> _TASK INSTRUCTIONS_
Gather each line in the entries that includes the string "JSON".

[begin RECORD SET]

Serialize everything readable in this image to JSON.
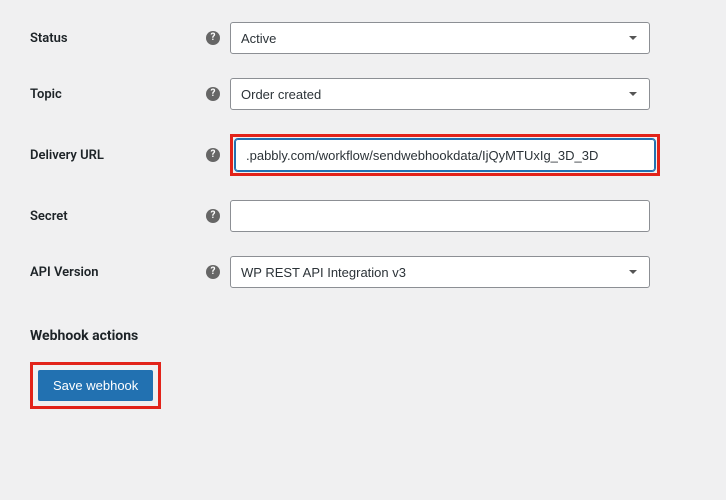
{
  "fields": {
    "status": {
      "label": "Status",
      "value": "Active"
    },
    "topic": {
      "label": "Topic",
      "value": "Order created"
    },
    "delivery_url": {
      "label": "Delivery URL",
      "value": ".pabbly.com/workflow/sendwebhookdata/IjQyMTUxIg_3D_3D"
    },
    "secret": {
      "label": "Secret",
      "value": ""
    },
    "api_version": {
      "label": "API Version",
      "value": "WP REST API Integration v3"
    }
  },
  "section_heading": "Webhook actions",
  "buttons": {
    "save": "Save webhook"
  }
}
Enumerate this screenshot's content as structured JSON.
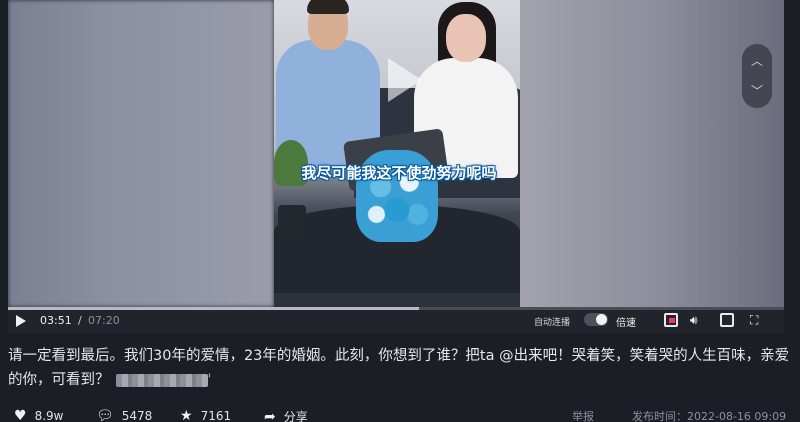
{
  "video": {
    "caption": "我尽可能我这不使劲努力呢吗",
    "progress_fraction": 0.53
  },
  "controls": {
    "current_time": "03:51",
    "separator": "/",
    "total_time": "07:20",
    "autoplay_label": "自动连播",
    "speed_label": "倍速"
  },
  "nav": {
    "up_icon": "chevron-up-icon",
    "down_icon": "chevron-down-icon"
  },
  "description": {
    "text": "请一定看到最后。我们30年的爱情，23年的婚姻。此刻，你想到了谁？把ta @出来吧！哭着笑，笑着哭的人生百味，亲爱的你，可看到？",
    "tail": "'"
  },
  "stats": {
    "likes": "8.9w",
    "comments": "5478",
    "favorites": "7161",
    "share_label": "分享"
  },
  "meta": {
    "report_label": "举报",
    "publish_label": "发布时间：2022-08-16 09:09"
  },
  "colors": {
    "background": "#1c1e26",
    "accent_pip": "#ff3355",
    "caption_outline": "#0a5aa0"
  }
}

[end RECORD SET]

> _EXERCISE RESPONSE_
Serialize everything readable in this image to JSON.
Enumerate this screenshot's content as structured JSON.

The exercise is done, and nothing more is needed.